== AIM ==
Provide nothing but the number of lines containing the string "SPANet".

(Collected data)
---+---
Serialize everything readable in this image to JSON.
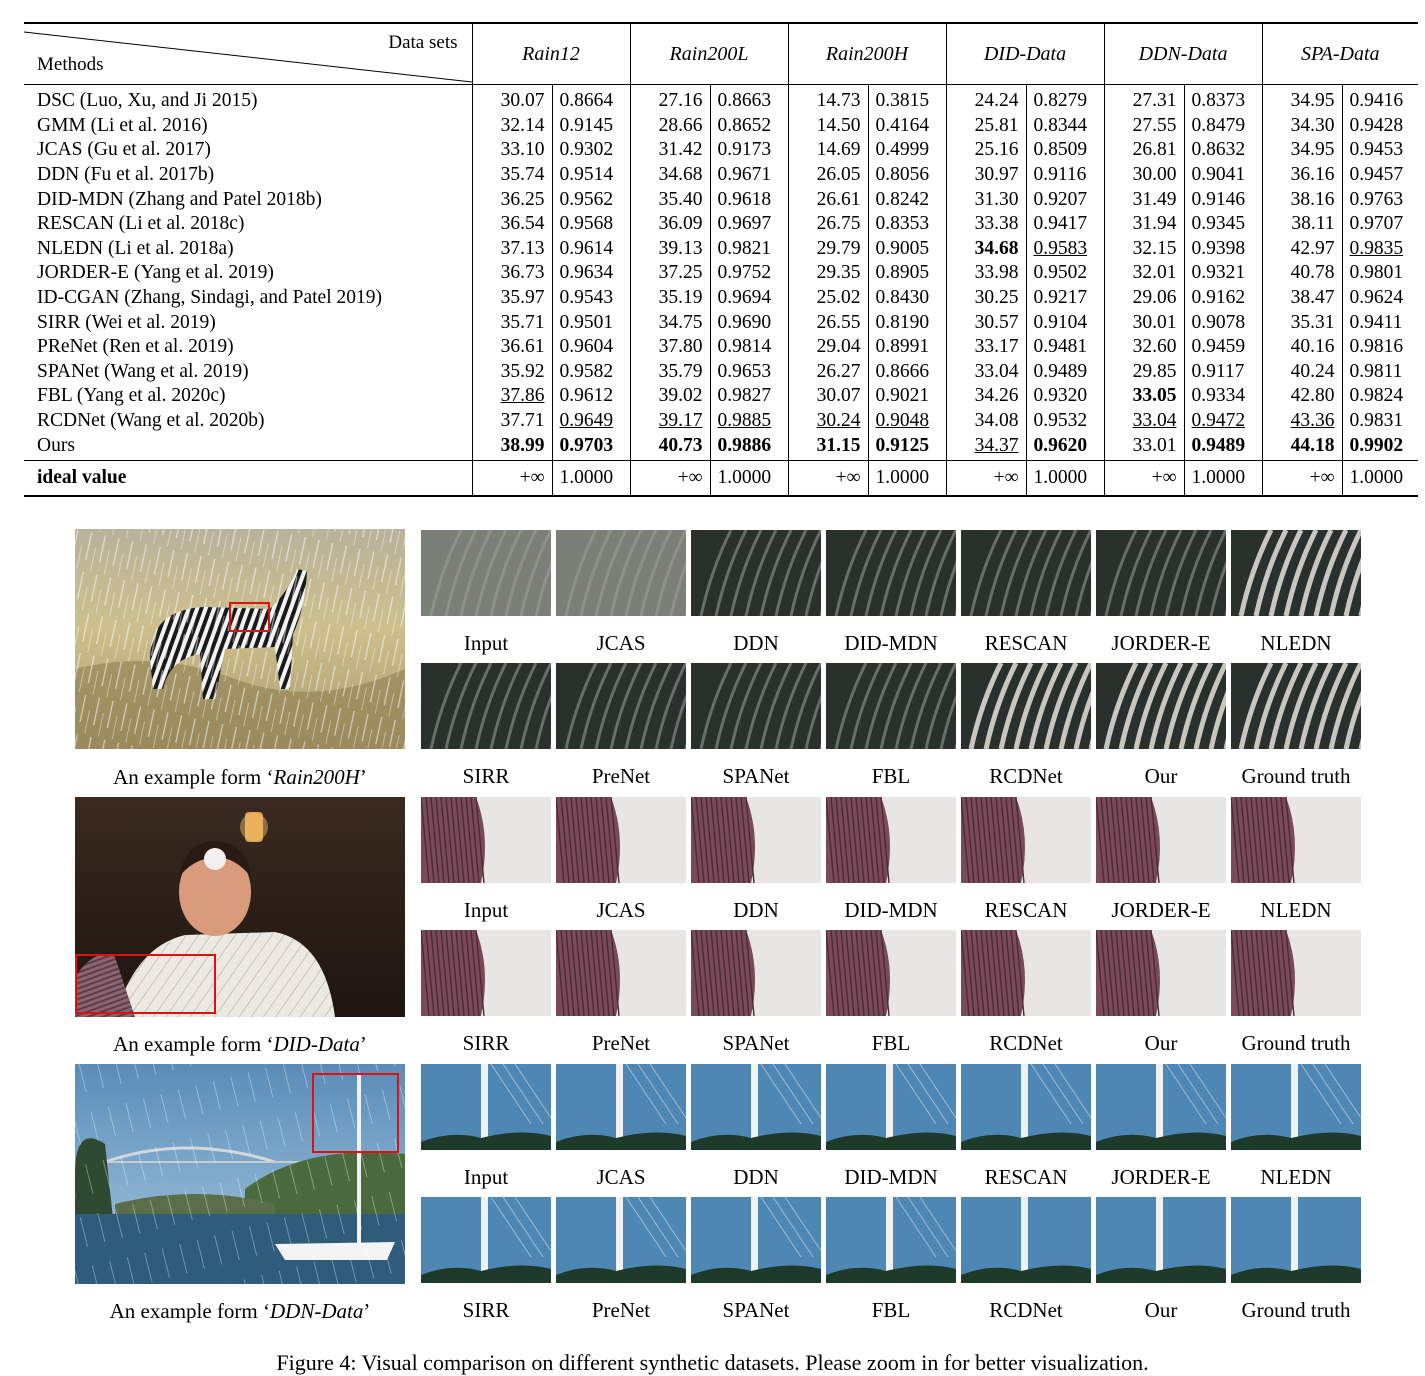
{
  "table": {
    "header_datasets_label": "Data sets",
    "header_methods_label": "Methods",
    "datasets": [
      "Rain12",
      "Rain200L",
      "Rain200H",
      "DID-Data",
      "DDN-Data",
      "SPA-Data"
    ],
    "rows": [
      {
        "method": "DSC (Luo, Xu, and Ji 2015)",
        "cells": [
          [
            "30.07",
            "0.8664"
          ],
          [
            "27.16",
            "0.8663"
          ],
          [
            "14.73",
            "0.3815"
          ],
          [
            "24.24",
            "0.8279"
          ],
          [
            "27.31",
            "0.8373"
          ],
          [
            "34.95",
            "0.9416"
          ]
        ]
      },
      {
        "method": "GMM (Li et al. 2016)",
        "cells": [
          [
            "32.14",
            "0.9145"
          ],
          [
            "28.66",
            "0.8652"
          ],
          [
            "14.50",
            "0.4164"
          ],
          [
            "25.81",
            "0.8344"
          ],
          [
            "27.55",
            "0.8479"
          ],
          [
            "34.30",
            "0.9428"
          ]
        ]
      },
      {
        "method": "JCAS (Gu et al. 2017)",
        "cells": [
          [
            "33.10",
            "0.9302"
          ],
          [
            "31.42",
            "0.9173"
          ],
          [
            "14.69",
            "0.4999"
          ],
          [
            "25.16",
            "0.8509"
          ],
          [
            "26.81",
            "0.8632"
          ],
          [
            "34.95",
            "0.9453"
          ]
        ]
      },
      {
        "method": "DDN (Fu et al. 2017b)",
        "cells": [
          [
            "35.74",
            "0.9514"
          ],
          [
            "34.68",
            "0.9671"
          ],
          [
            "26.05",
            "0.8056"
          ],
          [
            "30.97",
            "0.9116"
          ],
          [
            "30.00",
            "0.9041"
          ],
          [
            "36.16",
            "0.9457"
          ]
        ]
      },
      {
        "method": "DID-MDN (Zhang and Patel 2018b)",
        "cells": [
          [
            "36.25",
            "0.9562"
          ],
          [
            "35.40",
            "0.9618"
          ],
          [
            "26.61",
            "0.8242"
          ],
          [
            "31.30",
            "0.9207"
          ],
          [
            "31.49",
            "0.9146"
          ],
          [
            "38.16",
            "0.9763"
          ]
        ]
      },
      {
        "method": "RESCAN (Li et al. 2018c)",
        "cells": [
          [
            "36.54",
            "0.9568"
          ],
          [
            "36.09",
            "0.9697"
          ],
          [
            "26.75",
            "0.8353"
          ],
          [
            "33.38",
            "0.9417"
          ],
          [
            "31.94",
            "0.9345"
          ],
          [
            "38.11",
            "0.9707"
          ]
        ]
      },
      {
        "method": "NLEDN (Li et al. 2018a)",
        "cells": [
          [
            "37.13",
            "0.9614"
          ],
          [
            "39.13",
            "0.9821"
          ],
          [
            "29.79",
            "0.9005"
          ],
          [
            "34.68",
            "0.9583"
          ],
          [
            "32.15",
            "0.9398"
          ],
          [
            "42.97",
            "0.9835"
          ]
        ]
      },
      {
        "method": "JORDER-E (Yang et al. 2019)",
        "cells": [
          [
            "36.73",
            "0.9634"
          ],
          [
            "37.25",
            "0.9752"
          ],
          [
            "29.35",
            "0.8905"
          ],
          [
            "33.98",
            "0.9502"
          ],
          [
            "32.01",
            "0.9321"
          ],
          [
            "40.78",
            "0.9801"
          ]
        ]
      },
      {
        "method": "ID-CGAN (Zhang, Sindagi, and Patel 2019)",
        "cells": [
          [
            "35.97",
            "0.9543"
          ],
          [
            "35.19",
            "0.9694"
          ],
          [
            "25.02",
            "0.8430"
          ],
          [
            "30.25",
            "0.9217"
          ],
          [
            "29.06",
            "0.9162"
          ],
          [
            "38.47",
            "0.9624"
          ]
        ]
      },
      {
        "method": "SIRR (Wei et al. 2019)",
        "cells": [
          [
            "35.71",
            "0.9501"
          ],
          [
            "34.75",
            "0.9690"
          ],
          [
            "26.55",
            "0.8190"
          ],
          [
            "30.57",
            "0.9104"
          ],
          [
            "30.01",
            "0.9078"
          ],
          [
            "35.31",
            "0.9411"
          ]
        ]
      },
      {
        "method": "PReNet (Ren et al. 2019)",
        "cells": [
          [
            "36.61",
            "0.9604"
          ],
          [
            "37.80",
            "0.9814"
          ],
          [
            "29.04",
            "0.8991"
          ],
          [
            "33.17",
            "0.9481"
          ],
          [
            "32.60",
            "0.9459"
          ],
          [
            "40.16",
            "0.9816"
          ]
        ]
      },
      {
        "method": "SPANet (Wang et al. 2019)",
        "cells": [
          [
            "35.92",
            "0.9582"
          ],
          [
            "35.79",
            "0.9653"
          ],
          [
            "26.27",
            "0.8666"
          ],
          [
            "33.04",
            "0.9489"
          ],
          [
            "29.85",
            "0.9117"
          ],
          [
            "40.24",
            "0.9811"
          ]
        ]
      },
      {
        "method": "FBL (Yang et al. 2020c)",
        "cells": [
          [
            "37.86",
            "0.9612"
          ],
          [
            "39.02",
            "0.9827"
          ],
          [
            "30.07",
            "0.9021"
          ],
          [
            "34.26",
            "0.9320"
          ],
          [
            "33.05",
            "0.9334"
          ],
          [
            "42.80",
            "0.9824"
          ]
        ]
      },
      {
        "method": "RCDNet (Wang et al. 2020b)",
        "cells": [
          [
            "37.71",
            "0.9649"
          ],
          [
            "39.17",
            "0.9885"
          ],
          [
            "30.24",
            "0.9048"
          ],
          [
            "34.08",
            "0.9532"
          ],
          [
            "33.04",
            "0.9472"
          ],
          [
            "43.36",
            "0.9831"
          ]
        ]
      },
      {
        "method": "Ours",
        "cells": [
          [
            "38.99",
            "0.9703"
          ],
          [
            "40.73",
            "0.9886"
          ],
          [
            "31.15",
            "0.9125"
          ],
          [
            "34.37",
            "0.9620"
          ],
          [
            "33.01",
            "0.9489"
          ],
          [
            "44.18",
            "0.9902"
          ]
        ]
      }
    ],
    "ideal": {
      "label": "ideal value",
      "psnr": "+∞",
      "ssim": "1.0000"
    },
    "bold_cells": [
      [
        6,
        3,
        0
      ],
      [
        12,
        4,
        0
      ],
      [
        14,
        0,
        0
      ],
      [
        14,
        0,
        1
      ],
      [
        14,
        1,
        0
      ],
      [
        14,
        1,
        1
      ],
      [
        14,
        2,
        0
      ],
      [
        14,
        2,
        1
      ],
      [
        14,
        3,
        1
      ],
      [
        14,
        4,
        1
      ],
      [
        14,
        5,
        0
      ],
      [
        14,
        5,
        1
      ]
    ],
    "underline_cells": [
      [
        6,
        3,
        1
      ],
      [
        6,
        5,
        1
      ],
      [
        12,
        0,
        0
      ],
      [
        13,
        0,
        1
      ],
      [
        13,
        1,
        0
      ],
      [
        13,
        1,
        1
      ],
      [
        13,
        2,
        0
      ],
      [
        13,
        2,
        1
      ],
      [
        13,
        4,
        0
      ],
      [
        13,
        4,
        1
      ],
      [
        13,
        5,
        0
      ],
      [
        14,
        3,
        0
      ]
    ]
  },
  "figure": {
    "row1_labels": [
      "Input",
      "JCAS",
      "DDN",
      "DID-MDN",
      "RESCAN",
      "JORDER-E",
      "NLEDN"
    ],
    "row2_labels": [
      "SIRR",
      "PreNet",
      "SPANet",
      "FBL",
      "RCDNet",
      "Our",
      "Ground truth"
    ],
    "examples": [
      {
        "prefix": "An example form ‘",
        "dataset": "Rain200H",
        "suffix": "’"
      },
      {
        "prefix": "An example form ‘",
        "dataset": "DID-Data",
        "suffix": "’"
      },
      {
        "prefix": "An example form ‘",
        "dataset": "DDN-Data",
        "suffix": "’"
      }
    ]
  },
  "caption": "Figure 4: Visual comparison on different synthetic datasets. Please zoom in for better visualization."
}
---+---
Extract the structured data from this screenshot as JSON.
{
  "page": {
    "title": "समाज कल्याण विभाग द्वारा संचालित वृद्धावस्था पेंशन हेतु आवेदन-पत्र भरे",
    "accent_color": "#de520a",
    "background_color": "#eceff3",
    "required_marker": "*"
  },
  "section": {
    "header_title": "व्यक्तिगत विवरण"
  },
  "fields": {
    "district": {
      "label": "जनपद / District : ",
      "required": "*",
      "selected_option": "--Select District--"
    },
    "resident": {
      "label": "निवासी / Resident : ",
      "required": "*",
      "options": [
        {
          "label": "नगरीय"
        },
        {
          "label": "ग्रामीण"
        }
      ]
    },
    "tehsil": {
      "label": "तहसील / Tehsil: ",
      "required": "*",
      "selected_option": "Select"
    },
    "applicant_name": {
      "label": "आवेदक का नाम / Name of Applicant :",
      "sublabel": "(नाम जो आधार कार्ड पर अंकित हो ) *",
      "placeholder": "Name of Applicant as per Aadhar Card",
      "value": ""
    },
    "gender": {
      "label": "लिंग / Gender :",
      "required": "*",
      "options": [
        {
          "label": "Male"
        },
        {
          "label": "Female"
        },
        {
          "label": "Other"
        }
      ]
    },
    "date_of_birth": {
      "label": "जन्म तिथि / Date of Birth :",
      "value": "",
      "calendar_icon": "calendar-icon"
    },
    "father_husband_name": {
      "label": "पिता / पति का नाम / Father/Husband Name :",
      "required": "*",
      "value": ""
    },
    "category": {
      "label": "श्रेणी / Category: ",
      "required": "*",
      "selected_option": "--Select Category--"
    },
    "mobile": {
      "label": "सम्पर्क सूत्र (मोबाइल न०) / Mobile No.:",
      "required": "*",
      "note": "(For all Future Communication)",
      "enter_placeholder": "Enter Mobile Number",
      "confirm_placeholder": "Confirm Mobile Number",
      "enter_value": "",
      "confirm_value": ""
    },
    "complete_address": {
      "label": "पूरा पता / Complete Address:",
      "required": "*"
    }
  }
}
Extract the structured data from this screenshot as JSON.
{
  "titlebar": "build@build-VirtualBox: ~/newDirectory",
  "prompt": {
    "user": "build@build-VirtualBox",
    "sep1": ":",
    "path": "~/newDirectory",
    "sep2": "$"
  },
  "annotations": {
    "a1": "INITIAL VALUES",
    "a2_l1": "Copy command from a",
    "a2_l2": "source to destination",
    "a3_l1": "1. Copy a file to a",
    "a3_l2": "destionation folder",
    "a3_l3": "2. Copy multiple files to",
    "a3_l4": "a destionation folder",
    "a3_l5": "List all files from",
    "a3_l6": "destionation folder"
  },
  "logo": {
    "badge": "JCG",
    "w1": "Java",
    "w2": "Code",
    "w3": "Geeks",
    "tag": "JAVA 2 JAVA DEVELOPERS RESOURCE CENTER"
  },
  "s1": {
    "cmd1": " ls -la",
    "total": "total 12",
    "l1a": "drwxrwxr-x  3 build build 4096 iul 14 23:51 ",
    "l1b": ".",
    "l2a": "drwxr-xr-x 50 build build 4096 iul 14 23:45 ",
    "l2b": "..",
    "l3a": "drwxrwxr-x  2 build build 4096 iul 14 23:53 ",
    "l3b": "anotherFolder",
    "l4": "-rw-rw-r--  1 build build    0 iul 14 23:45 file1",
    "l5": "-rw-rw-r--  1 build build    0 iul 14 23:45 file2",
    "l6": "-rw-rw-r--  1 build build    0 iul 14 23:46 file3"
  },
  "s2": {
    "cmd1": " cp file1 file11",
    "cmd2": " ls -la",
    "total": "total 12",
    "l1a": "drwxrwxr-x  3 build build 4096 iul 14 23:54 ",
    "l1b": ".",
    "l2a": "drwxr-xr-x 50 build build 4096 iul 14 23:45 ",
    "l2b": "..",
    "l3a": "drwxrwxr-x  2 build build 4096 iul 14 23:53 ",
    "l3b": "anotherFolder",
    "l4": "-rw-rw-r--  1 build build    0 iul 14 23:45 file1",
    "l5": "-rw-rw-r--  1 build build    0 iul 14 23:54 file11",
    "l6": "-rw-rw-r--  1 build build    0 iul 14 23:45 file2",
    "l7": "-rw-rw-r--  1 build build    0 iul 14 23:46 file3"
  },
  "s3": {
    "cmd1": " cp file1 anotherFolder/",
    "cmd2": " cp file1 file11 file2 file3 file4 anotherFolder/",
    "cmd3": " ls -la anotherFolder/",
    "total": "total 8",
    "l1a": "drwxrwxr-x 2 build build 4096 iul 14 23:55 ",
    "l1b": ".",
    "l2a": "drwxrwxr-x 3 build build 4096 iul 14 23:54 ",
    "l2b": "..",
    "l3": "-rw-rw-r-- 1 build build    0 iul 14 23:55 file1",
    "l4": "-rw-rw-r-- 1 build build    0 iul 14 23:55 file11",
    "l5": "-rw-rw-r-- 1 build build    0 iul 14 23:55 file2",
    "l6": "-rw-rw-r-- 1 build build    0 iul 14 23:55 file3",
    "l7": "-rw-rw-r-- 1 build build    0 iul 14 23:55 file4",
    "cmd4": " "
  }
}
---+---
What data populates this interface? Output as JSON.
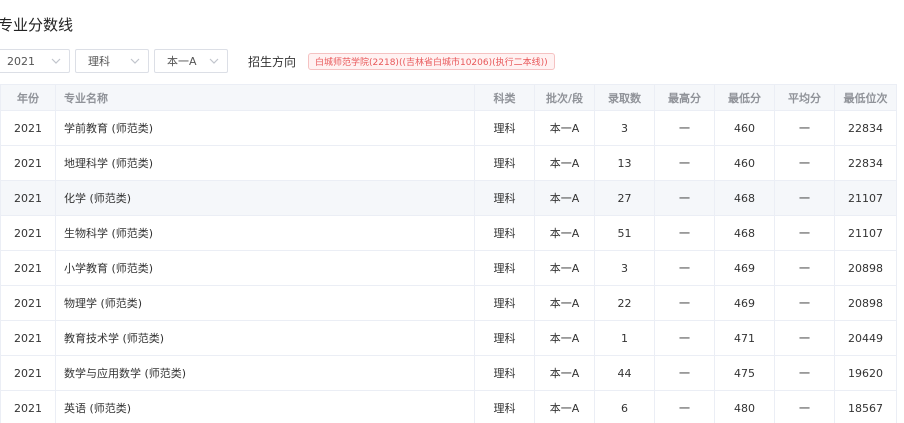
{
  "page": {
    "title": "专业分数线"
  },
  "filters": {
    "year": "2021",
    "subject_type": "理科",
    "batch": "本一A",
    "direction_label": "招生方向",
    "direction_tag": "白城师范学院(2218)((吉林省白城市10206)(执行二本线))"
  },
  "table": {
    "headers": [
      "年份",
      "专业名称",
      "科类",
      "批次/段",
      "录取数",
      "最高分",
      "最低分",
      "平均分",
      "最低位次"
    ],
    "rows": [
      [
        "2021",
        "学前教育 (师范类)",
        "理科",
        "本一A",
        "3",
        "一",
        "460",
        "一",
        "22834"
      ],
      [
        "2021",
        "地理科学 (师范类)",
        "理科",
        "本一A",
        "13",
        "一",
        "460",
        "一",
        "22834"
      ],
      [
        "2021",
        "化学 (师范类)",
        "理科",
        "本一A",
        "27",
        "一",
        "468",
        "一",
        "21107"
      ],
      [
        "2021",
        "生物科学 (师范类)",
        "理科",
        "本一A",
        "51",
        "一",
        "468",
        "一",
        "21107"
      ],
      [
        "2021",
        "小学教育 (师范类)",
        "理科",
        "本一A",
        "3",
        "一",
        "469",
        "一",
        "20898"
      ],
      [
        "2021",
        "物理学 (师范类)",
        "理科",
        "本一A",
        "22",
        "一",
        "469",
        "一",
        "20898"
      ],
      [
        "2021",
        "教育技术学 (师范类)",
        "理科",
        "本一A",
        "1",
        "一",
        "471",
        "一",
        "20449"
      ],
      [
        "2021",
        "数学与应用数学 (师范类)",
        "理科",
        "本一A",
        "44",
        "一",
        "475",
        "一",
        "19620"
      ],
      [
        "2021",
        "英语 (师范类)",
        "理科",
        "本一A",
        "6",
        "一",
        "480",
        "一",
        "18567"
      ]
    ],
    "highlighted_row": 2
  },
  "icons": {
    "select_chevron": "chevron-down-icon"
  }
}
---+---
== WRITTEN ANSWER ==
2